### [EXERCISE REQUIREMENTS]
Please carry on the article about rate-limiting for system resiliency, picking up after its last sentence.

#### ARTICLE

Designing Resilient Systems Beyond Retries (Part 1): Rate-Limiting

This post is the first of a three-part series on going beyond retries to improve system resiliency. In this series, we will discuss other techniques and architectures that can be used as part of a strategy to improve resiliency. To start off the series, we will cover rate-limiting.

Software engineers aim for reliability. Systems that have predictable and consistent behaviour in terms of performance and availability. In the electricity industry, reliability may equate to being able to keep the lights on. But just because a system has remained reliable up until a certain point, does not mean that it will continue to be. This is where resiliency comes in: the ability to withstand or recover from problematic conditions or failure. Going back to our electricity analogy - resiliency is the ability to turn the lights back on quickly when say, a natural disaster hits the power grid.

Why We Value Resiliency

Being resilient to many different failures is the best way to ensure a system is reliable and - more importantly - stays that way. At Grab, our architecture features hundreds of microservices, which is constantly stressed in an increasing number of different ways at higher and higher volumes. Failures that would be rare or unusual become more likely as our scale increases. For that reason, we proactively focus on - and require our services to think about - resiliency, even if they have historically been very reliable.

As software systems evolve and become more complex, the number of potential failure modes that software engineers have to account for grows. Fortunately, so do the techniques for dealing with them. The circuit-breaker pattern and retries are two such techniques commonly employed to improve resiliency specifically in the context of distributed systems. In pursuit of reliability, this is a fine start, but it would be wrong to assume that this will keep the service reliable forever. This article will discuss how you can use rate-limiting as part of a strategy to improve resilience, beyond retries.

Challenges with Retries and Circuit Breakers

A common risk when introducing retries in a resiliency strategy is ‘retry storms’. Retries by definition increase the number of requests from the client, especially when the system is experiencing some kind of failure. If the server is not prepared to handle this increase in traffic, and is possibly already struggling to handle the load, it can quickly become overwhelmed. This is counter-productive to introducing retries in the first place!

When using a circuit-breaker in combination with retries, the application has some form of safety net: too many failures and the circuit will open, preventing the retry storms. However, this can be dangerous to rely on. For one thing, it assumes that all clients have the correct circuit-breaker configurations. Knowing how to configure the circuit-breaker correctly is difficult because it requires knowledge of the downstream service’s configurations too.

########
#### DATA BLOCK

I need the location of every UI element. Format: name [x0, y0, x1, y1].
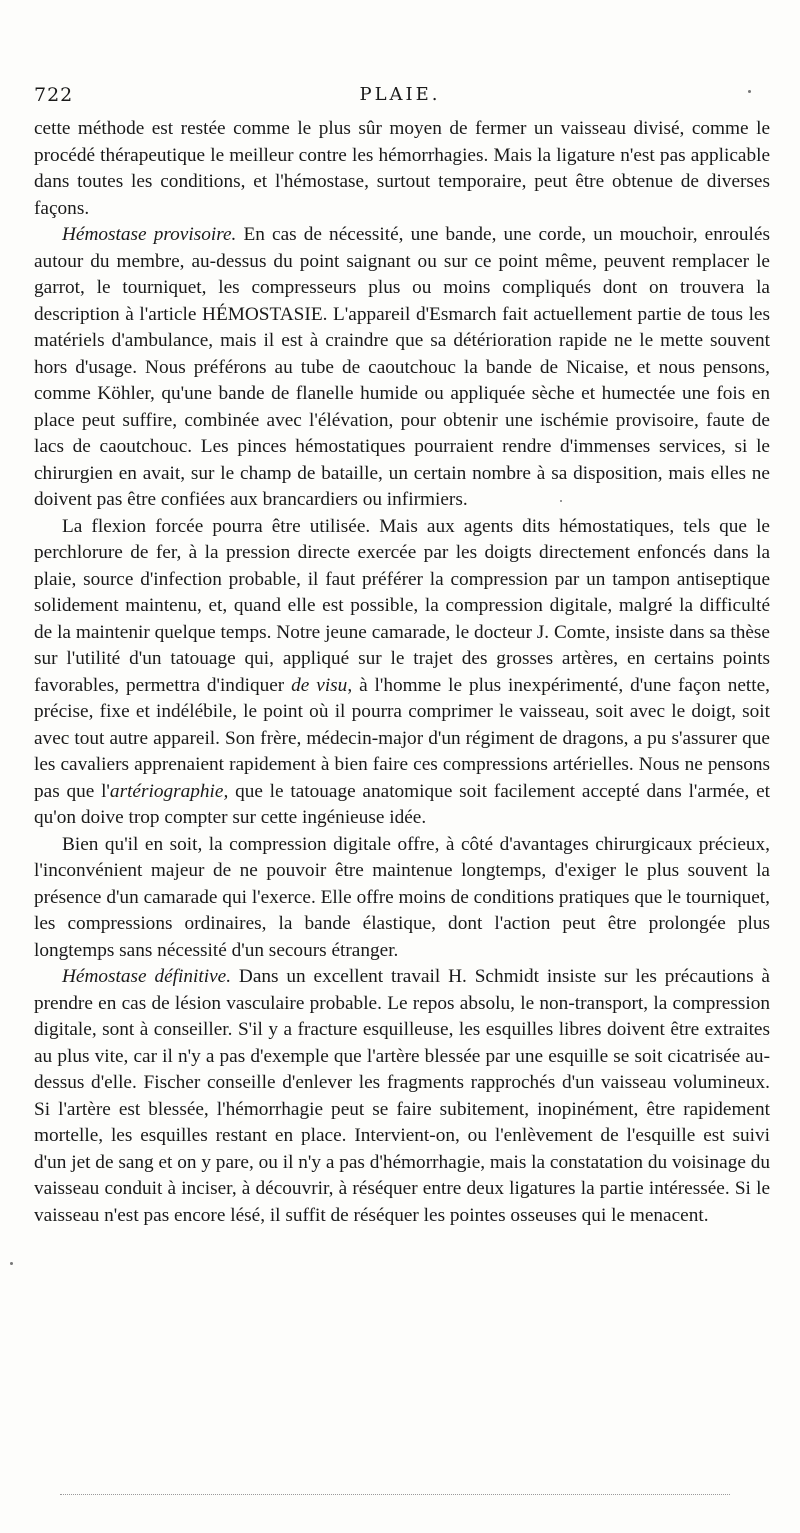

########

### [RESULT]
Introducing Rate-limiting

In a large organisation such as Grab with hundreds of microservices, it becomes increasingly difficult to coordinate and maintain the correct circuit-breaker configurations as the number of services increases.

Secondly, it is never a good idea for the server to depend on its clients for resiliency. The circuit-breaker could fail or simply be bypassed, and the server would have to deal with all requests the client makes.

It is therefore desirable to have some form of rate-limiting/throttling as another line of defence. There are many strategies for rate-limiting to consider.

Types of Thresholds for Rate-limiting

The traditional approach to rate-limiting is to implement a server-side check which monitors the rate of incoming requests and if it exceeds a certain threshold, an error will be returned instead of processing the request. There are many algorithms such as ‘leaky bucket’, fixed/sliding window and so on. A key decision is where to set the thresholds: usually by client, endpoint, or a combination of both.

Rate-limiting by client or user account is the approach taken by many public APIs: Each client is allowed to make a certain number of requests over a period, say 1000 requests per hour, and once that number is exceeded then their requests will be rejected until the time window resets. In this approach, the server must ensure that it has enough capacity (or can scale adequately) to handle the maximum allowed number of requests for each client. If new clients are added frequently, the overhead of maintaining and adjusting the limits may be significant. However, it can be a good way to guarantee a service-level agreement (SLA) with your clients.

An alternative to per-client thresholds is to use per-endpoint thresholds. This limit is applied across all clients and can be set according to the server’s true capacity using benchmarks. Compared with per-client limits this is easier to configure and more reliable in preventing the server from becoming overloaded. However, one misbehaving client may be able to consume the entire quota, blocking other clients of the service.

A rate-limiting strategy may use different levels of thresholds, and this is the best approach to get the benefits of both per-client and per-endpoint thresholds. For example, the following rules might be applied (in order):

Per-client, per-endpoint: For example, client A accessing the sendEmail endpoint. It is not necessary to configure thresholds at this granularity, but may be useful for critical endpoints.
Per-client: In addition to any per-client per-endpoint settings, client A could have a global threshold of 1000 requests/hour to any API.
Per-endpoint: This is the server’s catch-all guard to guarantee that none of its endpoints become overloaded. If client limits are properly configured, this limit should never be reached.
Server-wide: Finally, a limit on the number of requests a server can handle in total. This is important because even if endpoints can meet their limits individually, they are never completely isolated: the server will have some overhead and limited resources for processing any kind of request, opening and closing network connections etc.

Local vs Global Rate-limiting

Another consideration is local vs global rate-limiting. As we saw in the previous section, backend servers are usually pooled together for resiliency. A naive rate-limiting solution might be implemented at the individual server instance level. This sounds intuitive because the thresholds can be calculated exactly according to the instance’s computing power, and it scales automatically as the number of instances increases. However, in a microservice architecture, this is rarely correct as the bottlenecks are unlikely to be so closely tied to individual instance hardware.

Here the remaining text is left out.